>>>>>
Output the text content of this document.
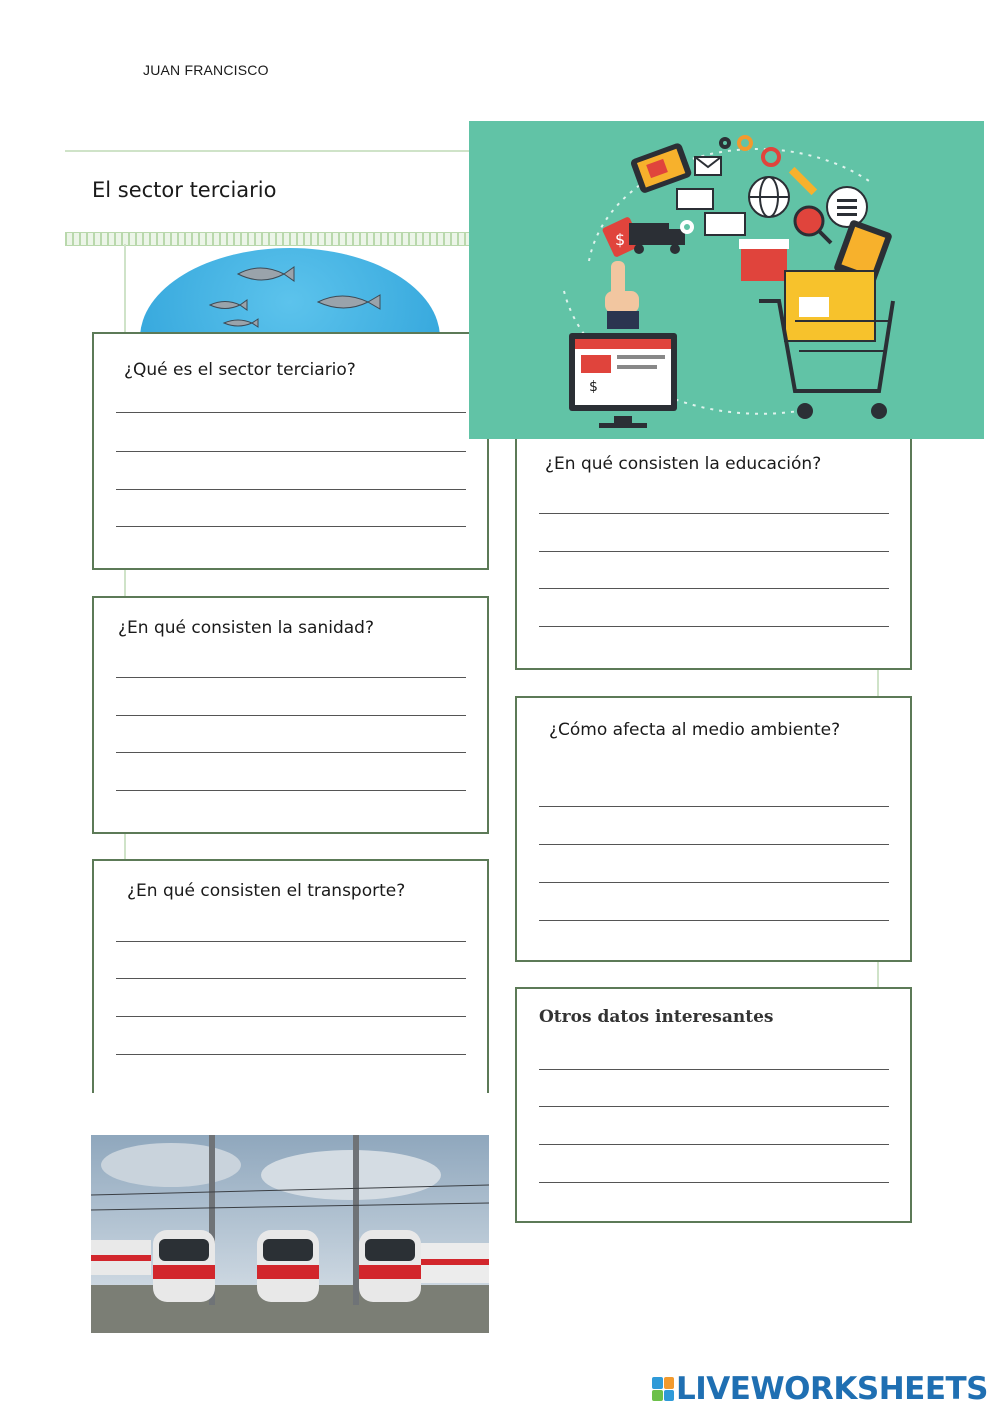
JUAN FRANCISCO
El sector terciario
¿Qué es el sector terciario?
¿En qué consisten la educación?
$
$
¿En qué consisten la sanidad?
¿Cómo afecta al medio ambiente?
¿En qué consisten el transporte?
Otros datos interesantes
LIVEWORKSHEETS
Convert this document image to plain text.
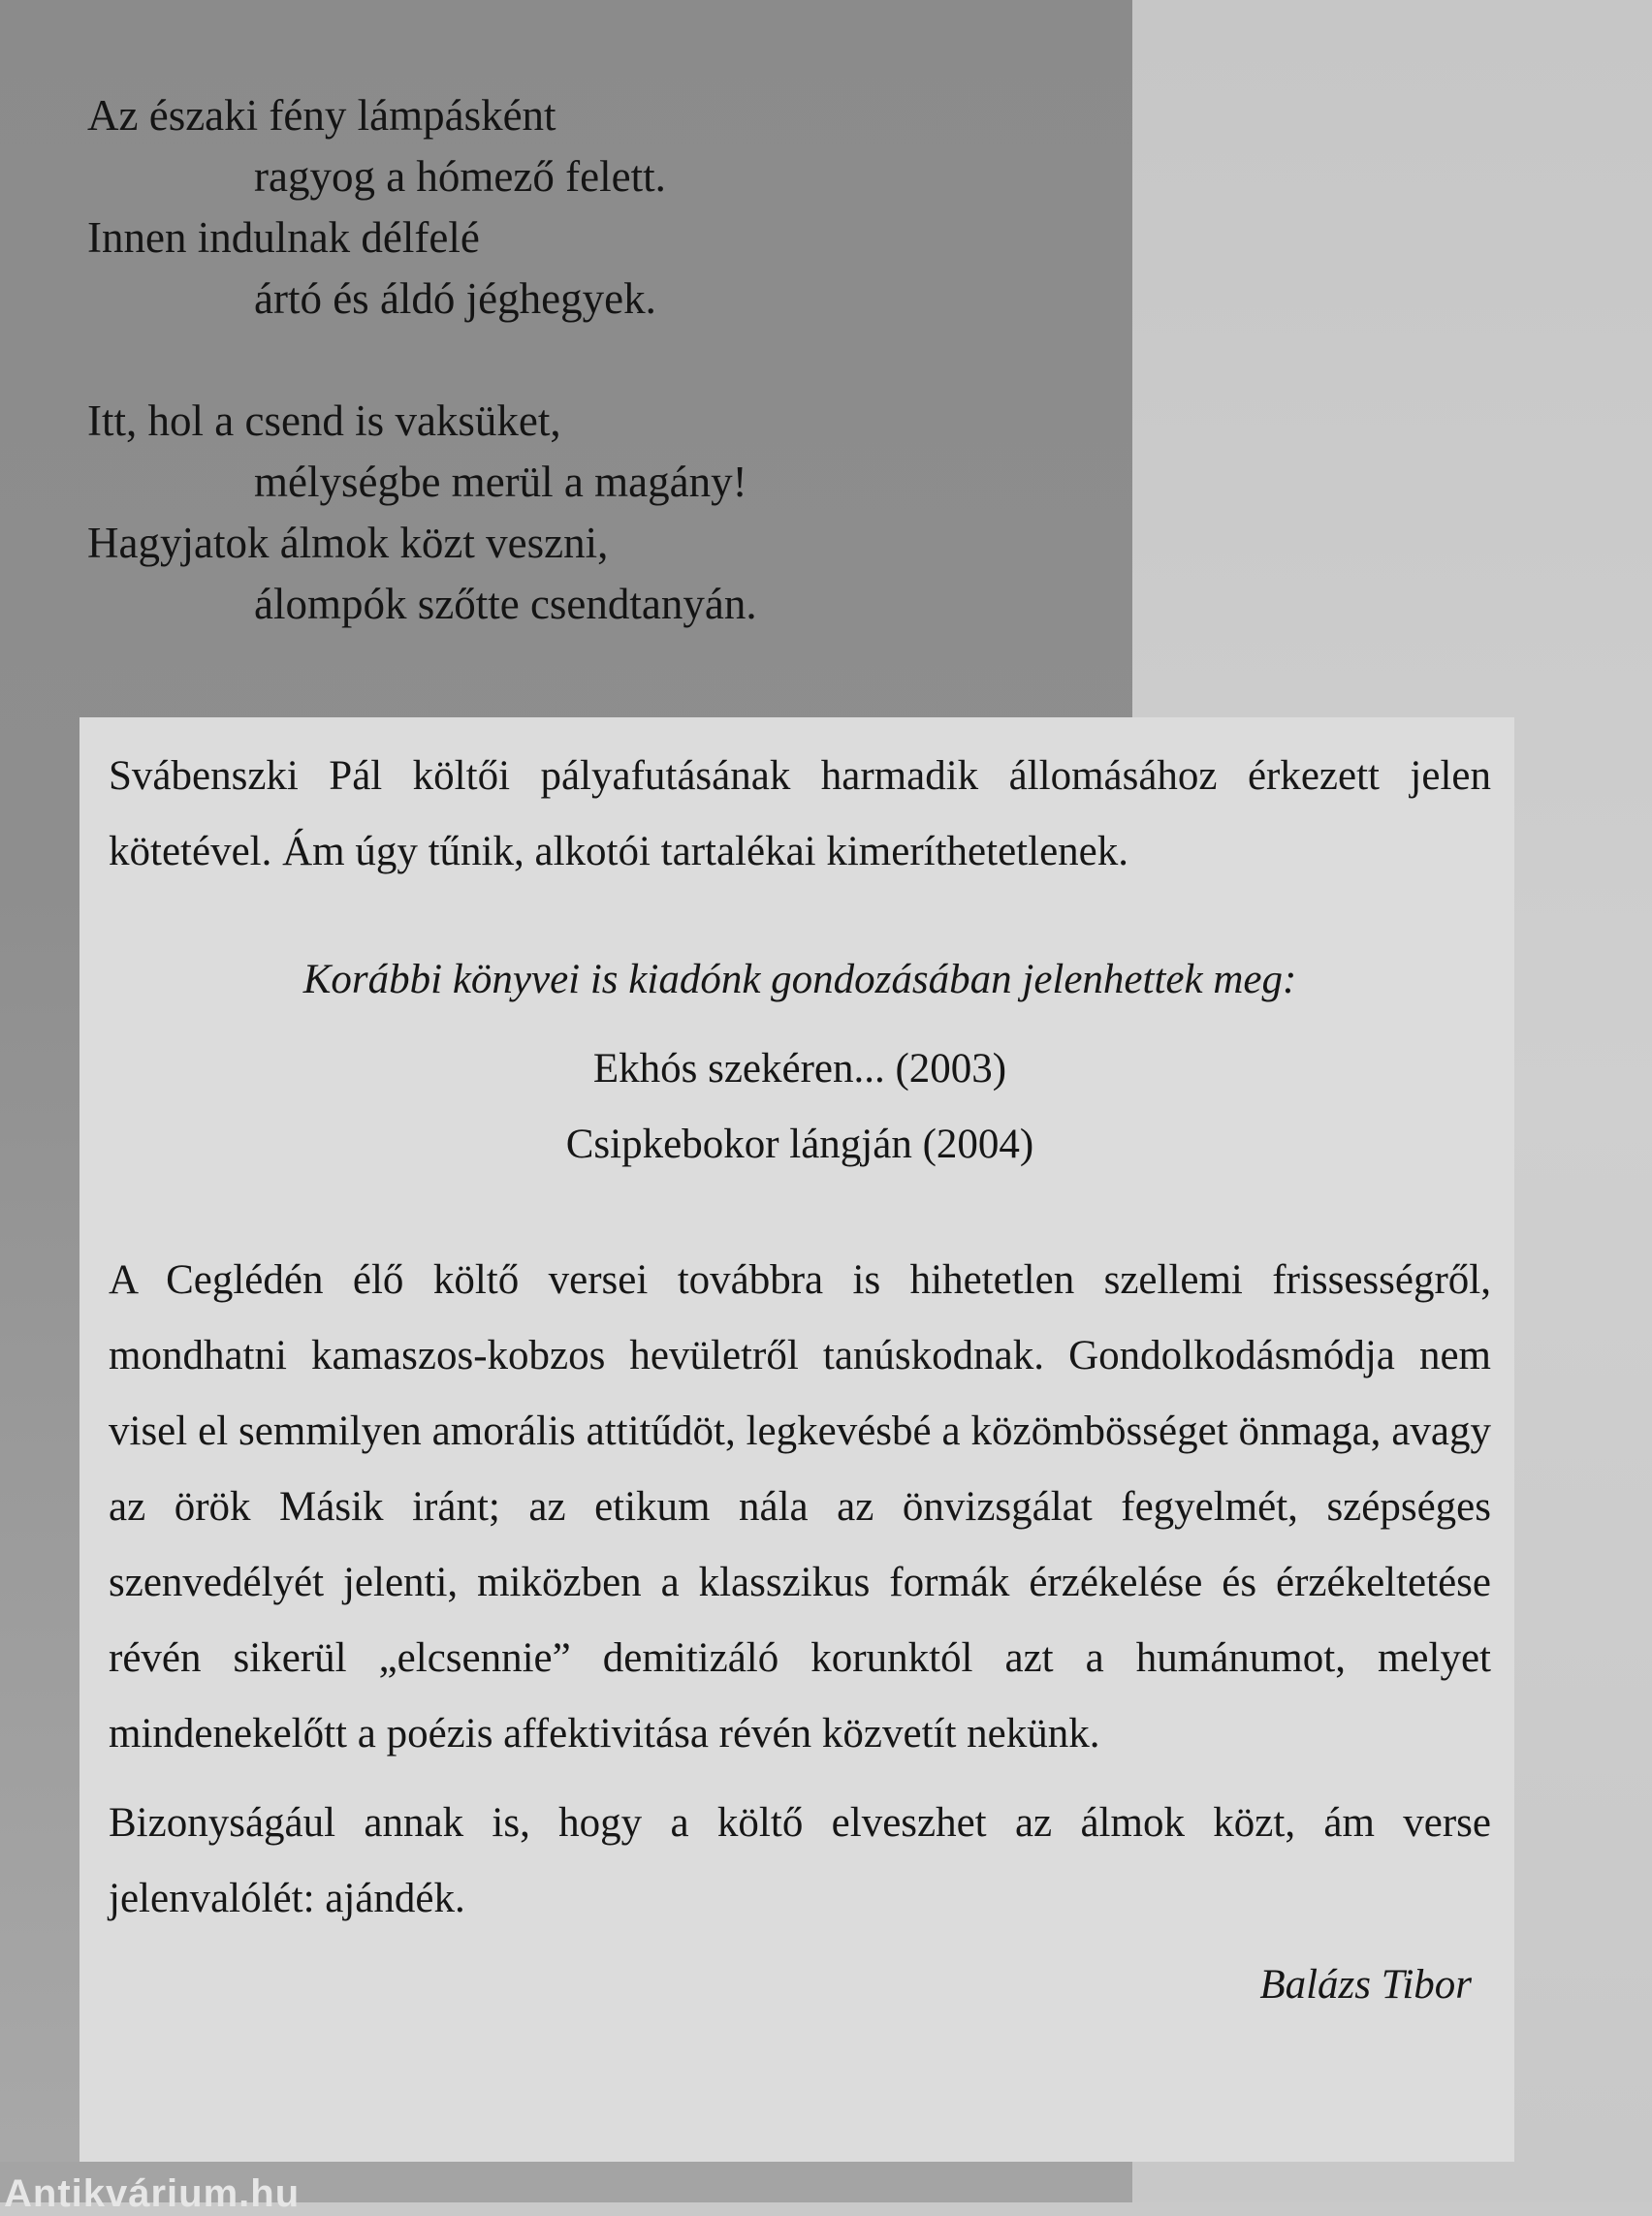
Az északi fény lámpásként
ragyog a hómező felett.
Innen indulnak délfelé
ártó és áldó jéghegyek.
Itt, hol a csend is vaksüket,
mélységbe merül a magány!
Hagyjatok álmok közt veszni,
álompók szőtte csendtanyán.

Svábenszki Pál költői pályafutásának harmadik állomásához érkezett jelen kötetével. Ám úgy tűnik, alkotói tartalékai kimeríthetetlenek.

Korábbi könyvei is kiadónk gondozásában jelenhettek meg:
Ekhós szekéren... (2003)
Csipkebokor lángján (2004)

A Ceglédén élő költő versei továbbra is hihetetlen szellemi frissességről, mondhatni kamaszos-kobzos hevületről tanúskodnak. Gondolkodásmódja nem visel el semmilyen amorális attitűdöt, legkevésbé a közömbösséget önmaga, avagy az örök Másik iránt; az etikum nála az önvizsgálat fegyelmét, szépséges szenvedélyét jelenti, miközben a klasszikus formák érzékelése és érzékeltetése révén sikerül „elcsennie” demitizáló korunktól azt a humánumot, melyet mindenekelőtt a poézis affektivitása révén közvetít nekünk.

Bizonyságául annak is, hogy a költő elveszhet az álmok közt, ám verse jelenvalólét: ajándék.

Balázs Tibor
Antikvárium.hu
<<<<<
Within the listing above, copy each line that has the string "consisten".

¿En qué consisten la educación?
¿En qué consisten la sanidad?
¿En qué consisten el transporte?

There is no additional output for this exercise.